TO DO: Write out the complete material exactly as it stands.

RECORDS SUPPLIED:
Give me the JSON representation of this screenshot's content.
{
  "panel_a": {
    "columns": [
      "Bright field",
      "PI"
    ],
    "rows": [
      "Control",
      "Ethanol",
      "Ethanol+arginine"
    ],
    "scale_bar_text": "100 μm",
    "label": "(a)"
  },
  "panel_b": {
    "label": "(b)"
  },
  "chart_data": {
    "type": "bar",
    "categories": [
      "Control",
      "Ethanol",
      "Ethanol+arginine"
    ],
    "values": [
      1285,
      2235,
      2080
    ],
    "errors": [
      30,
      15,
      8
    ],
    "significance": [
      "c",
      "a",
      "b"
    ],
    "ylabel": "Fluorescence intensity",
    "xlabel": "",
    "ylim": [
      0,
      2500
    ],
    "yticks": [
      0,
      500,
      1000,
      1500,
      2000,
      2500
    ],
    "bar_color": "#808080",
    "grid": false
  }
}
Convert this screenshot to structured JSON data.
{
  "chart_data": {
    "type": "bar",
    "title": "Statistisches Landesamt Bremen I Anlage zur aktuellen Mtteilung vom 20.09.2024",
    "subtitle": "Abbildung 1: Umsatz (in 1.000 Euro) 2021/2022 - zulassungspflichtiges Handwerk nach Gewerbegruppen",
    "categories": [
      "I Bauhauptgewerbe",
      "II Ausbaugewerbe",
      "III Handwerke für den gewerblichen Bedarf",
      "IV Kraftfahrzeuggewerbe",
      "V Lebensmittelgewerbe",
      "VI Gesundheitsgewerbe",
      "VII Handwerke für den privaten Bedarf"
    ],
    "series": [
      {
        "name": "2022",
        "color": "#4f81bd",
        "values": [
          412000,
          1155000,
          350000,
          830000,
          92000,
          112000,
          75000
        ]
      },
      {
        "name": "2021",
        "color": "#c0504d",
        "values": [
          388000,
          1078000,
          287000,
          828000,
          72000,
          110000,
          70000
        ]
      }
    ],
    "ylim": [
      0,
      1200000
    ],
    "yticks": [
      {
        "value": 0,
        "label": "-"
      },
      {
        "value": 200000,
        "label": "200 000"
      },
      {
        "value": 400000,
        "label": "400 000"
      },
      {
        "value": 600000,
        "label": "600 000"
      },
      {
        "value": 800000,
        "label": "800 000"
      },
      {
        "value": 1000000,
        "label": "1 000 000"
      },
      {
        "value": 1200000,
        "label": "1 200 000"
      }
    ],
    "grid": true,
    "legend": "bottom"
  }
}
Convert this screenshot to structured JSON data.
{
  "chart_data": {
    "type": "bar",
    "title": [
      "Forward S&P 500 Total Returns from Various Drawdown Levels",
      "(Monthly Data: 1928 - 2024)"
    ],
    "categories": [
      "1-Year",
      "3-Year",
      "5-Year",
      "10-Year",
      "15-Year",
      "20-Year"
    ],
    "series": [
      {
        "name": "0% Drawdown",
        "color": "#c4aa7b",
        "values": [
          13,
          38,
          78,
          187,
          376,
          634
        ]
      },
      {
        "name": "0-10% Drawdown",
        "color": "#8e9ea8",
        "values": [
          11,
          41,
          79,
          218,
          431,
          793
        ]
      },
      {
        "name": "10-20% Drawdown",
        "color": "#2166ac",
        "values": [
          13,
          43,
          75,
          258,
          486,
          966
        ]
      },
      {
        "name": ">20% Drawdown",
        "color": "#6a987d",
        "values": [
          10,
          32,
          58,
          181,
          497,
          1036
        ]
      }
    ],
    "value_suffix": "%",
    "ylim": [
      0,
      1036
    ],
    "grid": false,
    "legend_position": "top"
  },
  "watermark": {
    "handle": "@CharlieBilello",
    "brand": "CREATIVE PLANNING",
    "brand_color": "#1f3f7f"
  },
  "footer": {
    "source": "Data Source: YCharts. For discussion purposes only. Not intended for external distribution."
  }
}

SOLUTION TO THIS TASK:
Give me the JSON representation of this screenshot's content.
{
  "panel_a": {
    "columns": [
      "Bright field",
      "PI"
    ],
    "rows": [
      "Control",
      "Ethanol",
      "Ethanol+arginine"
    ],
    "scale_bar_text": "100 μm",
    "label": "(a)"
  },
  "panel_b": {
    "label": "(b)"
  },
  "chart_data": {
    "type": "bar",
    "categories": [
      "Control",
      "Ethanol",
      "Ethanol+arginine"
    ],
    "values": [
      1285,
      2235,
      2080
    ],
    "errors": [
      30,
      15,
      8
    ],
    "significance": [
      "c",
      "a",
      "b"
    ],
    "ylabel": "Fluorescence intensity",
    "xlabel": "",
    "ylim": [
      0,
      2500
    ],
    "yticks": [
      0,
      500,
      1000,
      1500,
      2000,
      2500
    ],
    "bar_color": "#808080",
    "grid": false
  }
}
Convert this screenshot to structured JSON data.
{
  "chart_data": {
    "type": "bar",
    "title": "Statistisches Landesamt Bremen I Anlage zur aktuellen Mtteilung vom 20.09.2024",
    "subtitle": "Abbildung 1: Umsatz (in 1.000 Euro) 2021/2022 - zulassungspflichtiges Handwerk nach Gewerbegruppen",
    "categories": [
      "I Bauhauptgewerbe",
      "II Ausbaugewerbe",
      "III Handwerke für den gewerblichen Bedarf",
      "IV Kraftfahrzeuggewerbe",
      "V Lebensmittelgewerbe",
      "VI Gesundheitsgewerbe",
      "VII Handwerke für den privaten Bedarf"
    ],
    "series": [
      {
        "name": "2022",
        "color": "#4f81bd",
        "values": [
          412000,
          1155000,
          350000,
          830000,
          92000,
          112000,
          75000
        ]
      },
      {
        "name": "2021",
        "color": "#c0504d",
        "values": [
          388000,
          1078000,
          287000,
          828000,
          72000,
          110000,
          70000
        ]
      }
    ],
    "ylim": [
      0,
      1200000
    ],
    "yticks": [
      {
        "value": 0,
        "label": "-"
      },
      {
        "value": 200000,
        "label": "200 000"
      },
      {
        "value": 400000,
        "label": "400 000"
      },
      {
        "value": 600000,
        "label": "600 000"
      },
      {
        "value": 800000,
        "label": "800 000"
      },
      {
        "value": 1000000,
        "label": "1 000 000"
      },
      {
        "value": 1200000,
        "label": "1 200 000"
      }
    ],
    "grid": true,
    "legend": "bottom"
  }
}
Convert this screenshot to structured JSON data.
{
  "chart_data": {
    "type": "bar",
    "title": [
      "Forward S&P 500 Total Returns from Various Drawdown Levels",
      "(Monthly Data: 1928 - 2024)"
    ],
    "categories": [
      "1-Year",
      "3-Year",
      "5-Year",
      "10-Year",
      "15-Year",
      "20-Year"
    ],
    "series": [
      {
        "name": "0% Drawdown",
        "color": "#c4aa7b",
        "values": [
          13,
          38,
          78,
          187,
          376,
          634
        ]
      },
      {
        "name": "0-10% Drawdown",
        "color": "#8e9ea8",
        "values": [
          11,
          41,
          79,
          218,
          431,
          793
        ]
      },
      {
        "name": "10-20% Drawdown",
        "color": "#2166ac",
        "values": [
          13,
          43,
          75,
          258,
          486,
          966
        ]
      },
      {
        "name": ">20% Drawdown",
        "color": "#6a987d",
        "values": [
          10,
          32,
          58,
          181,
          497,
          1036
        ]
      }
    ],
    "value_suffix": "%",
    "ylim": [
      0,
      1036
    ],
    "grid": false,
    "legend_position": "top"
  },
  "watermark": {
    "handle": "@CharlieBilello",
    "brand": "CREATIVE PLANNING",
    "brand_color": "#1f3f7f"
  },
  "footer": {
    "source": "Data Source: YCharts. For discussion purposes only. Not intended for external distribution."
  }
}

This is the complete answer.